**Task statement:**
Output the records exactly as they appear, with no pictures included.

— START Records shown —

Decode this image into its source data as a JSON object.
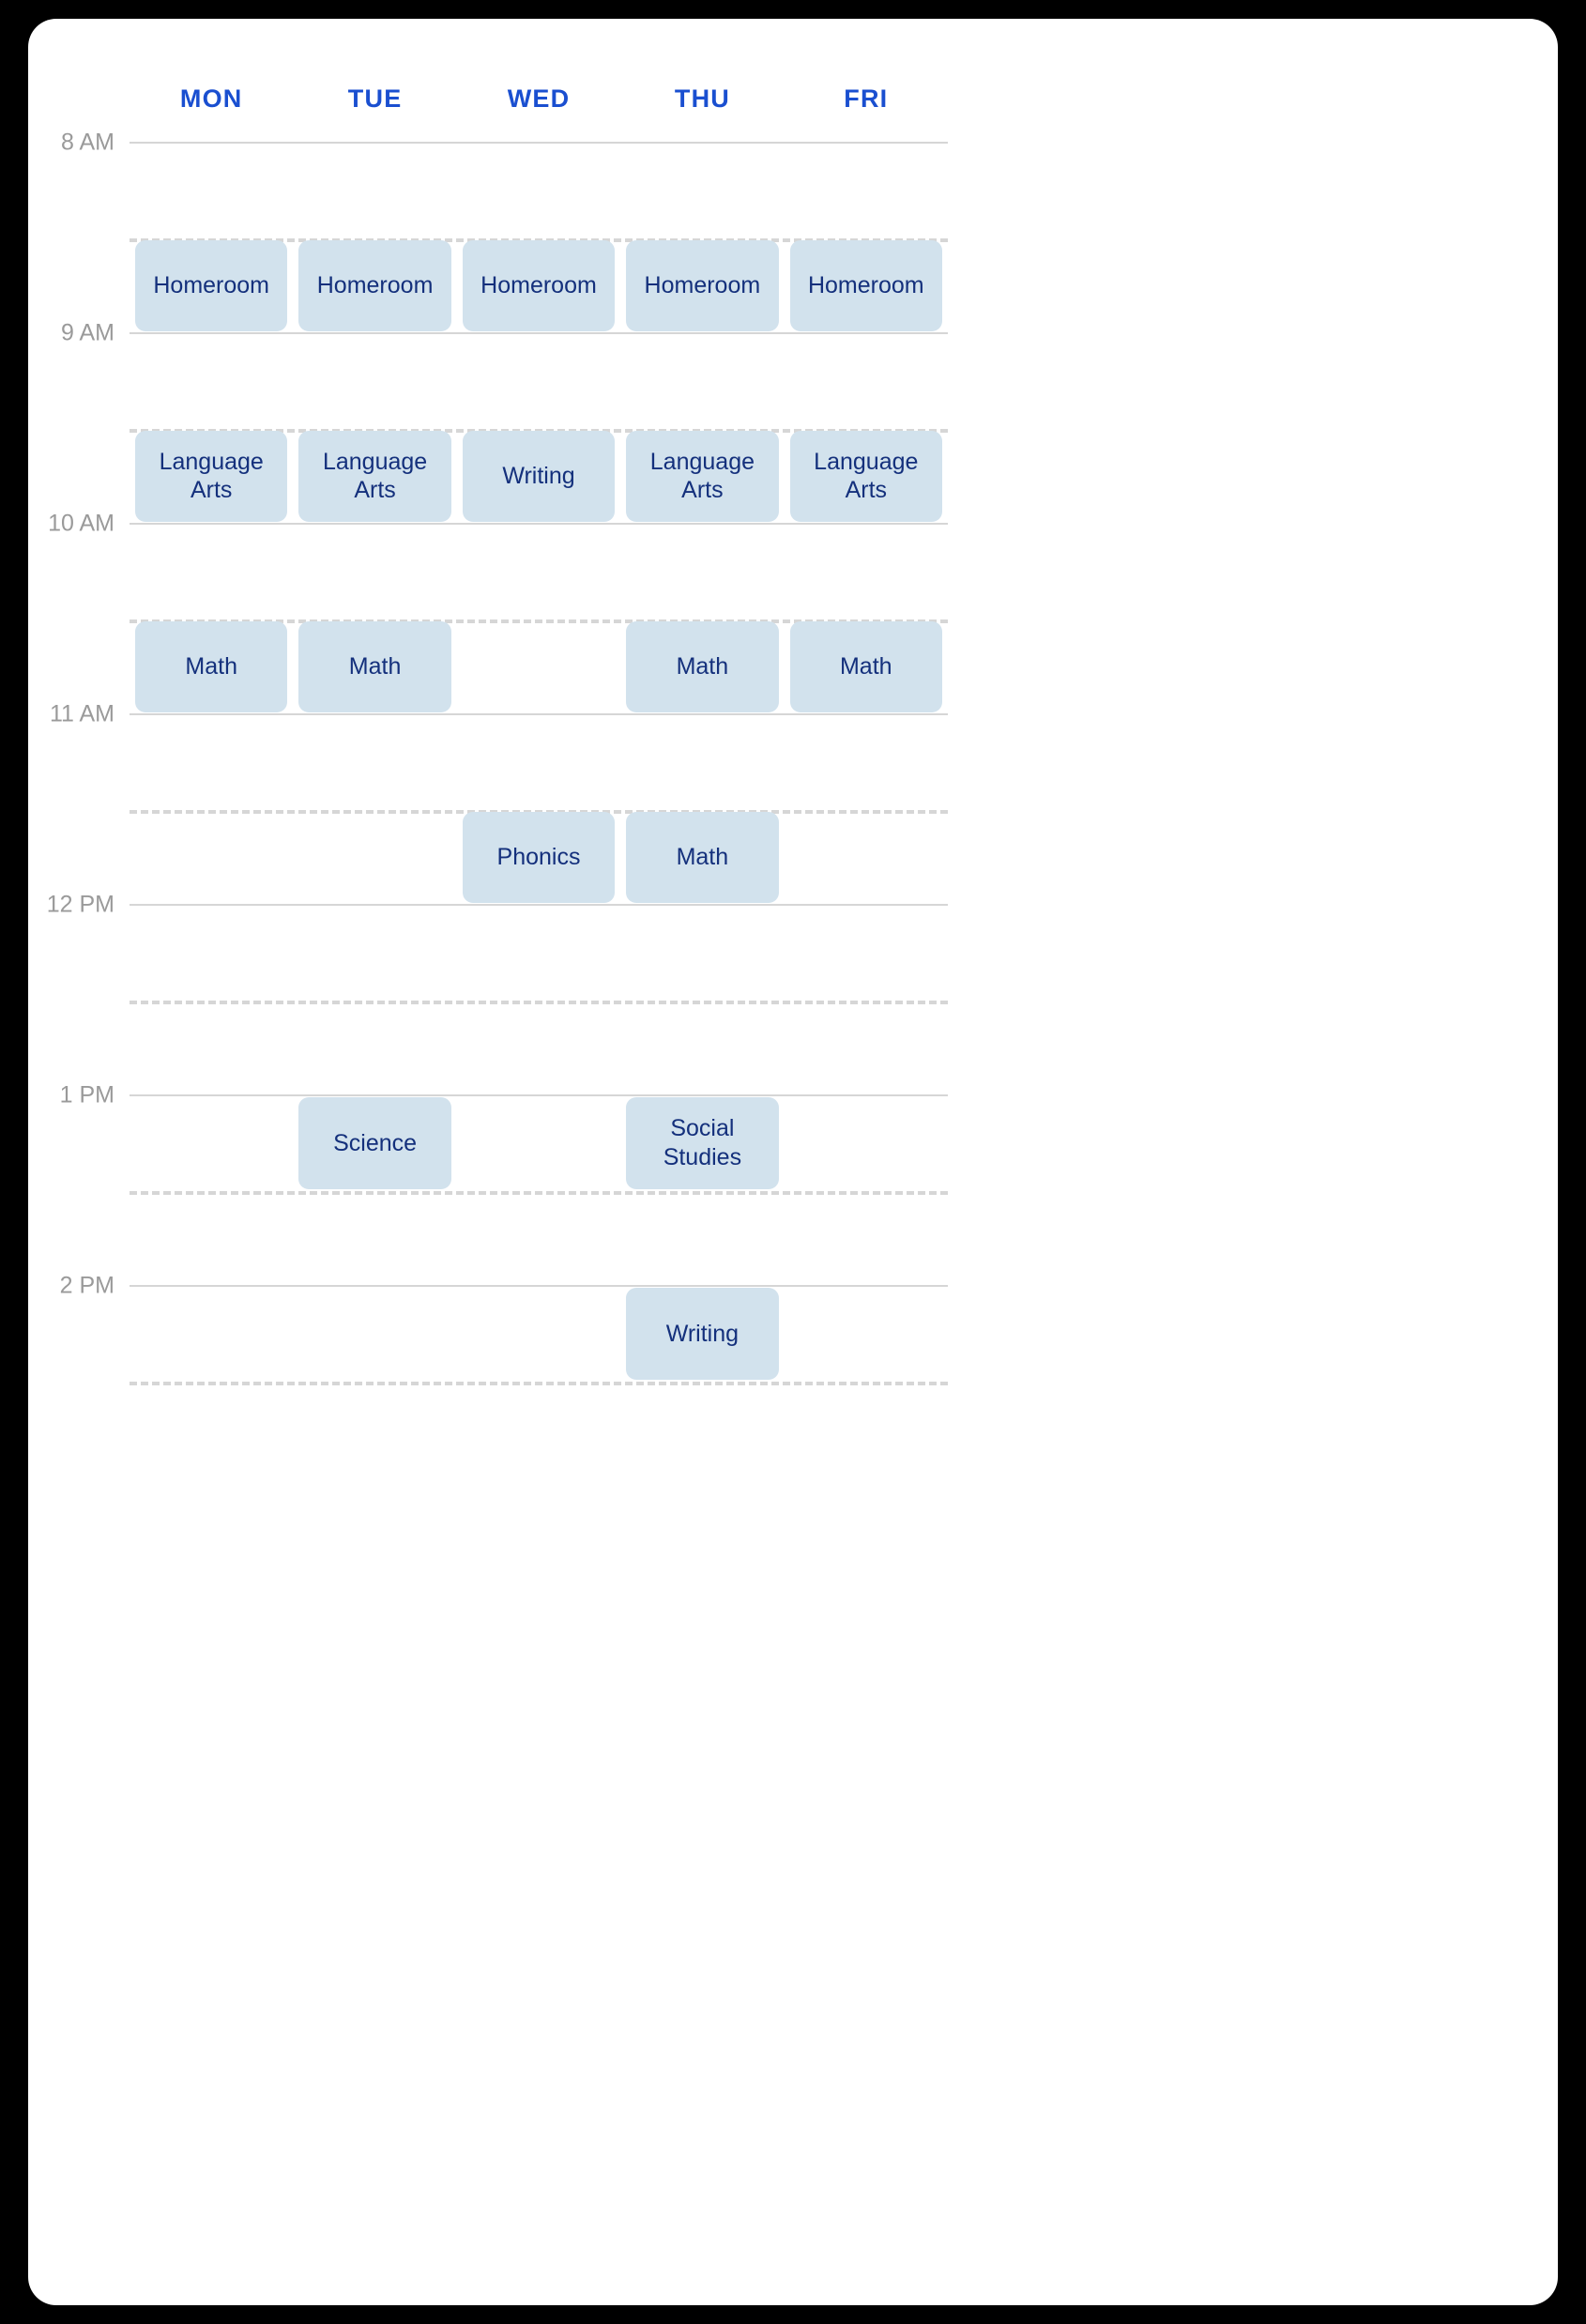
{
  "schedule": {
    "days": [
      {
        "key": "mon",
        "label": "MON"
      },
      {
        "key": "tue",
        "label": "TUE"
      },
      {
        "key": "wed",
        "label": "WED"
      },
      {
        "key": "thu",
        "label": "THU"
      },
      {
        "key": "fri",
        "label": "FRI"
      }
    ],
    "time_labels": [
      {
        "label": "8 AM",
        "hour": 8
      },
      {
        "label": "9 AM",
        "hour": 9
      },
      {
        "label": "10 AM",
        "hour": 10
      },
      {
        "label": "11 AM",
        "hour": 11
      },
      {
        "label": "12 PM",
        "hour": 12
      },
      {
        "label": "1 PM",
        "hour": 13
      },
      {
        "label": "2 PM",
        "hour": 14
      }
    ],
    "colors": {
      "day_header": "#1a4fd0",
      "time_label": "#9a9a9a",
      "hour_line": "#d6d6d6",
      "half_hour_line": "#d6d6d6",
      "event_background": "#d2e2ed",
      "event_text": "#14307c",
      "card_background": "#ffffff",
      "page_background": "#000000"
    },
    "events": [
      {
        "label": "Homeroom",
        "day": 0,
        "start": 8.5,
        "end": 9.0
      },
      {
        "label": "Homeroom",
        "day": 1,
        "start": 8.5,
        "end": 9.0
      },
      {
        "label": "Homeroom",
        "day": 2,
        "start": 8.5,
        "end": 9.0
      },
      {
        "label": "Homeroom",
        "day": 3,
        "start": 8.5,
        "end": 9.0
      },
      {
        "label": "Homeroom",
        "day": 4,
        "start": 8.5,
        "end": 9.0
      },
      {
        "label": "Language Arts",
        "day": 0,
        "start": 9.5,
        "end": 10.0
      },
      {
        "label": "Language Arts",
        "day": 1,
        "start": 9.5,
        "end": 10.0
      },
      {
        "label": "Writing",
        "day": 2,
        "start": 9.5,
        "end": 10.0
      },
      {
        "label": "Language Arts",
        "day": 3,
        "start": 9.5,
        "end": 10.0
      },
      {
        "label": "Language Arts",
        "day": 4,
        "start": 9.5,
        "end": 10.0
      },
      {
        "label": "Math",
        "day": 0,
        "start": 10.5,
        "end": 11.0
      },
      {
        "label": "Math",
        "day": 1,
        "start": 10.5,
        "end": 11.0
      },
      {
        "label": "Math",
        "day": 3,
        "start": 10.5,
        "end": 11.0
      },
      {
        "label": "Math",
        "day": 4,
        "start": 10.5,
        "end": 11.0
      },
      {
        "label": "Phonics",
        "day": 2,
        "start": 11.5,
        "end": 12.0
      },
      {
        "label": "Math",
        "day": 3,
        "start": 11.5,
        "end": 12.0
      },
      {
        "label": "Science",
        "day": 1,
        "start": 13.0,
        "end": 13.5
      },
      {
        "label": "Social Studies",
        "day": 3,
        "start": 13.0,
        "end": 13.5
      },
      {
        "label": "Writing",
        "day": 3,
        "start": 14.0,
        "end": 14.5
      }
    ]
  }
}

— END Records shown —

**Solution to this task:**
Decode this image into its source data as a JSON object.
{
  "schedule": {
    "days": [
      {
        "key": "mon",
        "label": "MON"
      },
      {
        "key": "tue",
        "label": "TUE"
      },
      {
        "key": "wed",
        "label": "WED"
      },
      {
        "key": "thu",
        "label": "THU"
      },
      {
        "key": "fri",
        "label": "FRI"
      }
    ],
    "time_labels": [
      {
        "label": "8 AM",
        "hour": 8
      },
      {
        "label": "9 AM",
        "hour": 9
      },
      {
        "label": "10 AM",
        "hour": 10
      },
      {
        "label": "11 AM",
        "hour": 11
      },
      {
        "label": "12 PM",
        "hour": 12
      },
      {
        "label": "1 PM",
        "hour": 13
      },
      {
        "label": "2 PM",
        "hour": 14
      }
    ],
    "colors": {
      "day_header": "#1a4fd0",
      "time_label": "#9a9a9a",
      "hour_line": "#d6d6d6",
      "half_hour_line": "#d6d6d6",
      "event_background": "#d2e2ed",
      "event_text": "#14307c",
      "card_background": "#ffffff",
      "page_background": "#000000"
    },
    "events": [
      {
        "label": "Homeroom",
        "day": 0,
        "start": 8.5,
        "end": 9.0
      },
      {
        "label": "Homeroom",
        "day": 1,
        "start": 8.5,
        "end": 9.0
      },
      {
        "label": "Homeroom",
        "day": 2,
        "start": 8.5,
        "end": 9.0
      },
      {
        "label": "Homeroom",
        "day": 3,
        "start": 8.5,
        "end": 9.0
      },
      {
        "label": "Homeroom",
        "day": 4,
        "start": 8.5,
        "end": 9.0
      },
      {
        "label": "Language Arts",
        "day": 0,
        "start": 9.5,
        "end": 10.0
      },
      {
        "label": "Language Arts",
        "day": 1,
        "start": 9.5,
        "end": 10.0
      },
      {
        "label": "Writing",
        "day": 2,
        "start": 9.5,
        "end": 10.0
      },
      {
        "label": "Language Arts",
        "day": 3,
        "start": 9.5,
        "end": 10.0
      },
      {
        "label": "Language Arts",
        "day": 4,
        "start": 9.5,
        "end": 10.0
      },
      {
        "label": "Math",
        "day": 0,
        "start": 10.5,
        "end": 11.0
      },
      {
        "label": "Math",
        "day": 1,
        "start": 10.5,
        "end": 11.0
      },
      {
        "label": "Math",
        "day": 3,
        "start": 10.5,
        "end": 11.0
      },
      {
        "label": "Math",
        "day": 4,
        "start": 10.5,
        "end": 11.0
      },
      {
        "label": "Phonics",
        "day": 2,
        "start": 11.5,
        "end": 12.0
      },
      {
        "label": "Math",
        "day": 3,
        "start": 11.5,
        "end": 12.0
      },
      {
        "label": "Science",
        "day": 1,
        "start": 13.0,
        "end": 13.5
      },
      {
        "label": "Social Studies",
        "day": 3,
        "start": 13.0,
        "end": 13.5
      },
      {
        "label": "Writing",
        "day": 3,
        "start": 14.0,
        "end": 14.5
      }
    ]
  }
}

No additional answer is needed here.